THE TASK:
Transcribe the records below in full; pictures stay out of the copy.

═══ SUPPLIED RECORDS

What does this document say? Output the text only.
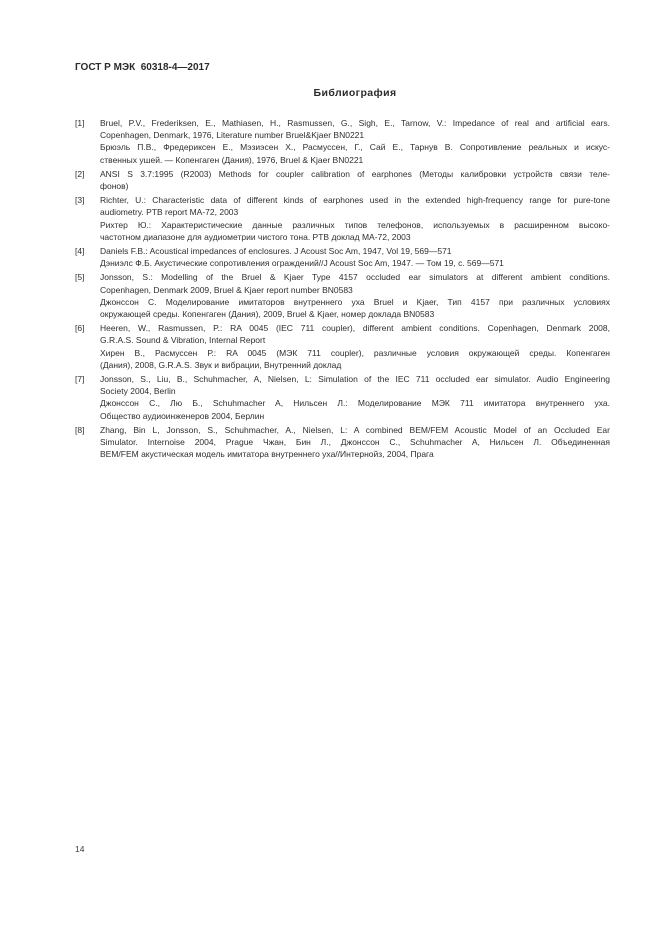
ГОСТ Р МЭК  60318-4—2017
Библиография
[1]	Bruel, P.V., Frederiksen, E., Mathiasen, H., Rasmussen, G., Sigh, E., Tarnow, V.: Impedance of real and artificial ears.
Copenhagen, Denmark, 1976, Literature number Bruel&Kjaer BN0221
Брюэль П.В., Фредериксен Е., Мэзиэсен Х., Расмуссен, Г., Сай Е., Тарнув В. Сопротивление реальных и искус-
ственных ушей. — Копенгаген (Дания), 1976, Bruel & Kjaer BN0221
[2]	ANSI S 3.7:1995 (R2003) Methods for coupler calibration of earphones (Методы калибровки устройств связи теле-
фонов)
[3]	Richter, U.: Characteristic data of different kinds of earphones used in the extended high-frequency range for pure-tone
audiometry. PTB report MA-72, 2003
Рихтер Ю.: Характеристические данные различных типов телефонов, используемых в расширенном высоко-
частотном диапазоне для аудиометрии чистого тона. PTB доклад MA-72, 2003
[4]	Daniels F.B.: Acoustical impedances of enclosures. J Acoust Soc Am, 1947, Vol 19, 569—571
Дэниэлс Ф.Б. Акустические сопротивления ограждений//J Acoust Soc Am, 1947. — Том 19, с. 569—571
[5]	Jonsson, S.: Modelling of the Bruel & Kjaer Type 4157 occluded ear simulators at different ambient conditions.
Copenhagen, Denmark 2009, Bruel & Kjaer report number BN0583
Джонссон С. Моделирование имитаторов внутреннего уха Bruel и Kjaer, Тип 4157 при различных условиях
окружающей среды. Копенгаген (Дания), 2009, Bruel & Kjaer, номер доклада BN0583
[6]	Heeren, W., Rasmussen, P.: RA 0045 (IEC 711 coupler), different ambient conditions. Copenhagen, Denmark 2008,
G.R.A.S. Sound & Vibration, Internal Report
Хирен В., Расмуссен Р.: RA 0045 (МЭК 711 coupler), различные условия окружающей среды. Копенгаген
(Дания), 2008, G.R.A.S. Звук и вибрации, Внутренний доклад
[7]	Jonsson, S., Liu, B., Schuhmacher, A, Nielsen, L: Simulation of the IEC 711 occluded ear simulator. Audio Engineering
Society 2004, Berlin
Джонссон С., Лю Б., Schuhmacher A, Нильсен Л.: Моделирование МЭК 711 имитатора внутреннего уха.
Общество аудиоинженеров 2004, Берлин
[8]	Zhang, Bin L, Jonsson, S., Schuhmacher, A., Nielsen, L: A combined BEM/FEM Acoustic Model of an Occluded Ear
Simulator. Internoise 2004, Prague Чжан, Бин Л., Джонссон С., Schuhmacher A, Нильсен Л. Объединенная
BEM/FEM акустическая модель имитатора внутреннего уха//Интернойз, 2004, Прага
14
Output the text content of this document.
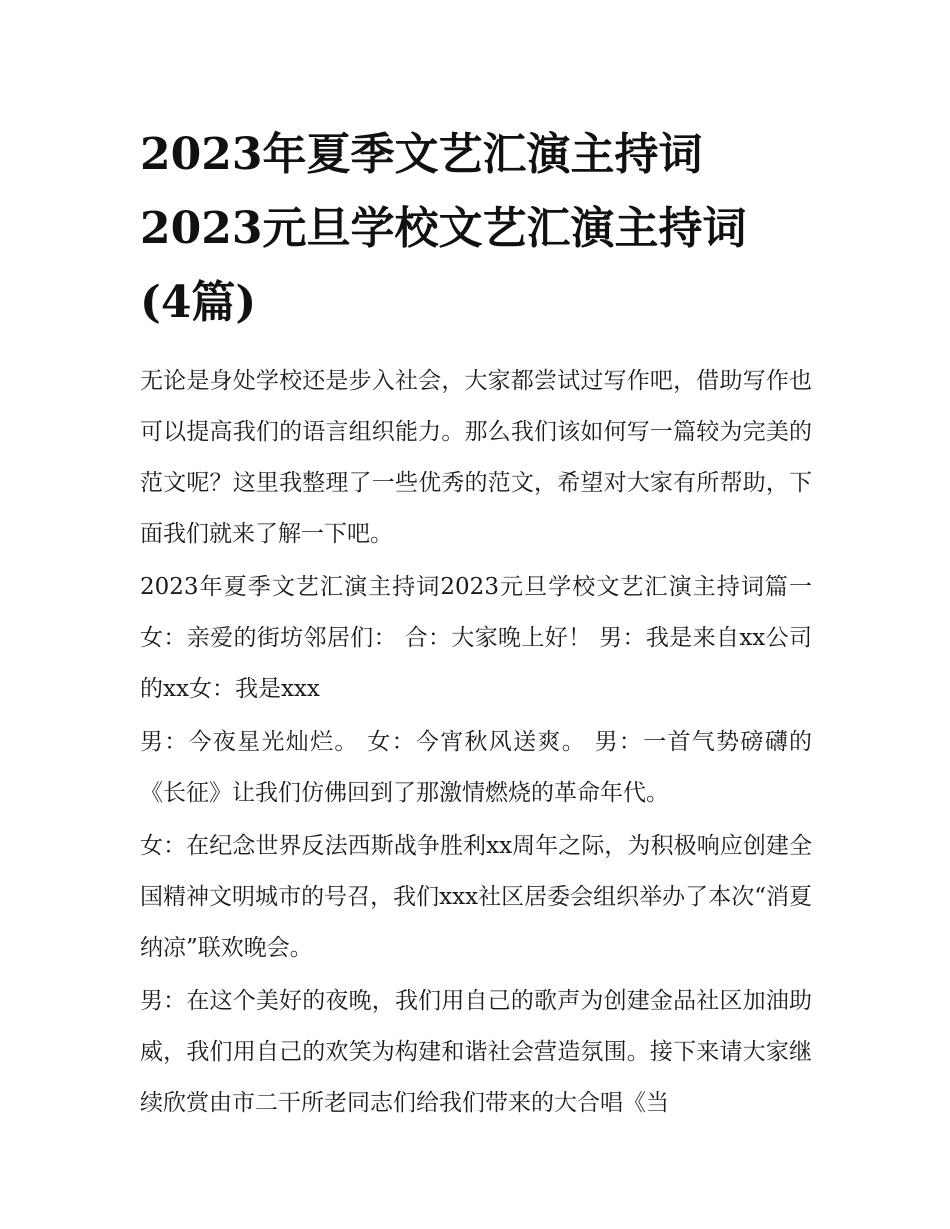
2023年夏季文艺汇演主持词
2023元旦学校文艺汇演主持词
(4篇)

无论是身处学校还是步入社会，大家都尝试过写作吧，借助写作也可以提高我们的语言组织能力。那么我们该如何写一篇较为完美的范文呢？这里我整理了一些优秀的范文，希望对大家有所帮助，下面我们就来了解一下吧。

2023年夏季文艺汇演主持词2023元旦学校文艺汇演主持词篇一 女：亲爱的街坊邻居们： 合：大家晚上好！ 男：我是来自xx公司的xx女：我是xxx

男：今夜星光灿烂。 女：今宵秋风送爽。 男：一首气势磅礴的《长征》让我们仿佛回到了那激情燃烧的革命年代。

女：在纪念世界反法西斯战争胜利xx周年之际，为积极响应创建全国精神文明城市的号召，我们xxx社区居委会组织举办了本次“消夏纳凉”联欢晚会。

男：在这个美好的夜晚，我们用自己的歌声为创建金品社区加油助威，我们用自己的欢笑为构建和谐社会营造氛围。接下来请大家继续欣赏由市二干所老同志们给我们带来的大合唱《当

══════

RESPONSE TO THE EXERCISE:
What does this document say? Output the text only.
ГОСТ Р МЭК  60318-4—2017
Библиография
[1]	Bruel, P.V., Frederiksen, E., Mathiasen, H., Rasmussen, G., Sigh, E., Tarnow, V.: Impedance of real and artificial ears.
Copenhagen, Denmark, 1976, Literature number Bruel&Kjaer BN0221
Брюэль П.В., Фредериксен Е., Мэзиэсен Х., Расмуссен, Г., Сай Е., Тарнув В. Сопротивление реальных и искус-
ственных ушей. — Копенгаген (Дания), 1976, Bruel & Kjaer BN0221
[2]	ANSI S 3.7:1995 (R2003) Methods for coupler calibration of earphones (Методы калибровки устройств связи теле-
фонов)
[3]	Richter, U.: Characteristic data of different kinds of earphones used in the extended high-frequency range for pure-tone
audiometry. PTB report MA-72, 2003
Рихтер Ю.: Характеристические данные различных типов телефонов, используемых в расширенном высоко-
частотном диапазоне для аудиометрии чистого тона. PTB доклад MA-72, 2003
[4]	Daniels F.B.: Acoustical impedances of enclosures. J Acoust Soc Am, 1947, Vol 19, 569—571
Дэниэлс Ф.Б. Акустические сопротивления ограждений//J Acoust Soc Am, 1947. — Том 19, с. 569—571
[5]	Jonsson, S.: Modelling of the Bruel & Kjaer Type 4157 occluded ear simulators at different ambient conditions.
Copenhagen, Denmark 2009, Bruel & Kjaer report number BN0583
Джонссон С. Моделирование имитаторов внутреннего уха Bruel и Kjaer, Тип 4157 при различных условиях
окружающей среды. Копенгаген (Дания), 2009, Bruel & Kjaer, номер доклада BN0583
[6]	Heeren, W., Rasmussen, P.: RA 0045 (IEC 711 coupler), different ambient conditions. Copenhagen, Denmark 2008,
G.R.A.S. Sound & Vibration, Internal Report
Хирен В., Расмуссен Р.: RA 0045 (МЭК 711 coupler), различные условия окружающей среды. Копенгаген
(Дания), 2008, G.R.A.S. Звук и вибрации, Внутренний доклад
[7]	Jonsson, S., Liu, B., Schuhmacher, A, Nielsen, L: Simulation of the IEC 711 occluded ear simulator. Audio Engineering
Society 2004, Berlin
Джонссон С., Лю Б., Schuhmacher A, Нильсен Л.: Моделирование МЭК 711 имитатора внутреннего уха.
Общество аудиоинженеров 2004, Берлин
[8]	Zhang, Bin L, Jonsson, S., Schuhmacher, A., Nielsen, L: A combined BEM/FEM Acoustic Model of an Occluded Ear
Simulator. Internoise 2004, Prague Чжан, Бин Л., Джонссон С., Schuhmacher A, Нильсен Л. Объединенная
BEM/FEM акустическая модель имитатора внутреннего уха//Интернойз, 2004, Прага
14
Output the text content of this document.
2023年夏季文艺汇演主持词
2023元旦学校文艺汇演主持词
(4篇)

无论是身处学校还是步入社会，大家都尝试过写作吧，借助写作也可以提高我们的语言组织能力。那么我们该如何写一篇较为完美的范文呢？这里我整理了一些优秀的范文，希望对大家有所帮助，下面我们就来了解一下吧。

2023年夏季文艺汇演主持词2023元旦学校文艺汇演主持词篇一 女：亲爱的街坊邻居们： 合：大家晚上好！ 男：我是来自xx公司的xx女：我是xxx

男：今夜星光灿烂。 女：今宵秋风送爽。 男：一首气势磅礴的《长征》让我们仿佛回到了那激情燃烧的革命年代。

女：在纪念世界反法西斯战争胜利xx周年之际，为积极响应创建全国精神文明城市的号召，我们xxx社区居委会组织举办了本次“消夏纳凉”联欢晚会。

男：在这个美好的夜晚，我们用自己的歌声为创建金品社区加油助威，我们用自己的欢笑为构建和谐社会营造氛围。接下来请大家继续欣赏由市二干所老同志们给我们带来的大合唱《当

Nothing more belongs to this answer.